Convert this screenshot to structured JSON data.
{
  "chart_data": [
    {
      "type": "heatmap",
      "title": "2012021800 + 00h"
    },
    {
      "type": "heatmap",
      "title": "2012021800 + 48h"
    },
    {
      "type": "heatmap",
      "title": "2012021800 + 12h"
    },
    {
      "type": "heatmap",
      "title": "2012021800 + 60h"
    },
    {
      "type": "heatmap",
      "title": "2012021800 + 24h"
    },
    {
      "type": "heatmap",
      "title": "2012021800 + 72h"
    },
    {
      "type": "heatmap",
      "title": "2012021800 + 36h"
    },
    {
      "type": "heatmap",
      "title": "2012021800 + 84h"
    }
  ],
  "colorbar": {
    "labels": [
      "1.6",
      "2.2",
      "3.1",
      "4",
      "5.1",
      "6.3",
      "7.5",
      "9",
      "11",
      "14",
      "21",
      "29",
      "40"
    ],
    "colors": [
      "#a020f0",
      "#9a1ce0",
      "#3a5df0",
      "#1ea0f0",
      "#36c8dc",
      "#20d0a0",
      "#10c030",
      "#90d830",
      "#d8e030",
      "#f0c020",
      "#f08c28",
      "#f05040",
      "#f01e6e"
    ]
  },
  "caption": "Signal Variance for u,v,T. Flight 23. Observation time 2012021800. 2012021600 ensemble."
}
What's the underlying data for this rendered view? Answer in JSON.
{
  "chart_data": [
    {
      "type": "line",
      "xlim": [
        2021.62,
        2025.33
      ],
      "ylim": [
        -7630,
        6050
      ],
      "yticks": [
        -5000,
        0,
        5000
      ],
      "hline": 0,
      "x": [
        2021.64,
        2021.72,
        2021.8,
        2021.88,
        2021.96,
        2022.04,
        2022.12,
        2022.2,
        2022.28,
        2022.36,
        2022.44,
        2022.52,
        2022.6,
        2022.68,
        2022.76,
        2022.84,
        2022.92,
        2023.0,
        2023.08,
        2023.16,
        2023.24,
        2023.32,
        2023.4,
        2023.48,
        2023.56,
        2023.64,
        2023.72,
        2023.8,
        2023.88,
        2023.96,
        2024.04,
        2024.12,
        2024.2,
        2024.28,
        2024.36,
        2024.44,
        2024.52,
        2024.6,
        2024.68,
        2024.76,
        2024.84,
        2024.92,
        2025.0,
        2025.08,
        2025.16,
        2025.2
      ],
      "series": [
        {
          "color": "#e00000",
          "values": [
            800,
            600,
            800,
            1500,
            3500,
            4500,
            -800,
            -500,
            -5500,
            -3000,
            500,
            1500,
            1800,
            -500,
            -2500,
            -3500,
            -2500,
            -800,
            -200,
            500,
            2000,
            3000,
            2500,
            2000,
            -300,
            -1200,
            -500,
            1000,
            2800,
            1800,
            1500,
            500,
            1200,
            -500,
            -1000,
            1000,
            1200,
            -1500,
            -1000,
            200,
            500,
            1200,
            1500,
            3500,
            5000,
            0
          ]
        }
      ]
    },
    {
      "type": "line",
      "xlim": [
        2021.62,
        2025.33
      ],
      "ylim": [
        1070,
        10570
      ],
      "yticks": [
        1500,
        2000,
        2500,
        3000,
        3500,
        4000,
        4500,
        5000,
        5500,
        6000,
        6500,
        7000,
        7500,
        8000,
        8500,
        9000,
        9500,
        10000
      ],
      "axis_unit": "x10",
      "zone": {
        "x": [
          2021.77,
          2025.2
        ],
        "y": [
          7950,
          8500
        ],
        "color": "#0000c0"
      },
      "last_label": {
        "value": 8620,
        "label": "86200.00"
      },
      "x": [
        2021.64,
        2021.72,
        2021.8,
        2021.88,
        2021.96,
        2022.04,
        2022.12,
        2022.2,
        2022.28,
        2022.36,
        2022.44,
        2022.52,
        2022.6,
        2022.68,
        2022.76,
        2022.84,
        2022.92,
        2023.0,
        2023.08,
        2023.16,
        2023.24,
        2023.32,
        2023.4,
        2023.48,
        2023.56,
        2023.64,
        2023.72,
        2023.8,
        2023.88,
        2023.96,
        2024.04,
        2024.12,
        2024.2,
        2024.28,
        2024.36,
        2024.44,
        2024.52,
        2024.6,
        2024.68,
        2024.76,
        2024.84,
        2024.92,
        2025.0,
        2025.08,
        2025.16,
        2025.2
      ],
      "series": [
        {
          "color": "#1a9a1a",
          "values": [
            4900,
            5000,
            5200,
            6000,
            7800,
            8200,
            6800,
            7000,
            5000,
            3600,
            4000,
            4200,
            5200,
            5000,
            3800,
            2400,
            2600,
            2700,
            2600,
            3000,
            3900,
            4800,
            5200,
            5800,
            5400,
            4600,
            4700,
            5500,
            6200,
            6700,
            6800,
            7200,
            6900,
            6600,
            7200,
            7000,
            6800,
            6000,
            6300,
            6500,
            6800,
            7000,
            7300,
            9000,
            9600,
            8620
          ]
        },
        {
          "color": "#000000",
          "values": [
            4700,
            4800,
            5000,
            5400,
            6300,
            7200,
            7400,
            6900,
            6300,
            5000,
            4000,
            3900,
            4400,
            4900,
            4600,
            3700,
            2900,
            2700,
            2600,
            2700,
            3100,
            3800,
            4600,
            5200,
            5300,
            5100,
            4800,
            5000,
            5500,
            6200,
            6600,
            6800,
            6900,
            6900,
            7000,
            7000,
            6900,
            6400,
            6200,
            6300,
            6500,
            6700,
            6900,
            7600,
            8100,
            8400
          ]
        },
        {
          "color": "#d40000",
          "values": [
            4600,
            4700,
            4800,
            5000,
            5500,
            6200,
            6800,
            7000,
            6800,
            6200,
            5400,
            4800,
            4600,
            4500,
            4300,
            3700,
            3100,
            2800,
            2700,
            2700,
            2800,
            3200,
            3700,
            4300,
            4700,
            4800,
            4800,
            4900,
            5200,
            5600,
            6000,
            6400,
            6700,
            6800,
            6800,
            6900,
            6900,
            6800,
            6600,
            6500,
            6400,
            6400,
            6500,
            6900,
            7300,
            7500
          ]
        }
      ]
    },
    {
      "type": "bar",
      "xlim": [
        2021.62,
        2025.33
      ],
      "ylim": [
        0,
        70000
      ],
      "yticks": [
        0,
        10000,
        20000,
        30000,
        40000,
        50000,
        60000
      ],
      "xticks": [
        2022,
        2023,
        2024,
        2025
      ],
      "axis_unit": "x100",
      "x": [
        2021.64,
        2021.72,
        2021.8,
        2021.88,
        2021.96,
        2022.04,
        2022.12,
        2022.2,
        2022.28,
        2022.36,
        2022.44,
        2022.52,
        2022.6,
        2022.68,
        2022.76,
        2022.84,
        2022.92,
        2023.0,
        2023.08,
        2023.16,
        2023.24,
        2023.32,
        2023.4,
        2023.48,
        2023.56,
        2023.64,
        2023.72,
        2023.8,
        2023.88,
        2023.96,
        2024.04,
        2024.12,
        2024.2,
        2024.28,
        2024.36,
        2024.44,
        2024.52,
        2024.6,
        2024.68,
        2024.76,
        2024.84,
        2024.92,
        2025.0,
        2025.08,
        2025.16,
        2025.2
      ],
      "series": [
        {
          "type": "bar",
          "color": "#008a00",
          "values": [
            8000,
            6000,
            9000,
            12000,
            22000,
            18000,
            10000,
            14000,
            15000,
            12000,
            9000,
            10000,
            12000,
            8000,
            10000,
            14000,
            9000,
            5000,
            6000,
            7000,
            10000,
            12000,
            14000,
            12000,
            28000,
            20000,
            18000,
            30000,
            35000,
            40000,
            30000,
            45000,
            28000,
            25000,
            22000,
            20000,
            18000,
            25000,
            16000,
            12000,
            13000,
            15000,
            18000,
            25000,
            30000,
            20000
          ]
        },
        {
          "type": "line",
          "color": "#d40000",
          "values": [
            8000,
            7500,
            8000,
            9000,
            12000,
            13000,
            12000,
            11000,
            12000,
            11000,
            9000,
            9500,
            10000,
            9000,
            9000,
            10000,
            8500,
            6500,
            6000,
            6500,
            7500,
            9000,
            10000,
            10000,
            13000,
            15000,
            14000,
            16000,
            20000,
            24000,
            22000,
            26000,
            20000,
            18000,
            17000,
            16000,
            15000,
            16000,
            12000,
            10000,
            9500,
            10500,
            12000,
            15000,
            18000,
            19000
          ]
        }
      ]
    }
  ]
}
════════════════
• [Task brief] From the listing, copy every line where the string "this" appears.

• [The answer]
Convert this screenshot to structured JSON data.
What's the underlying data for this rendered view? Answer in JSON.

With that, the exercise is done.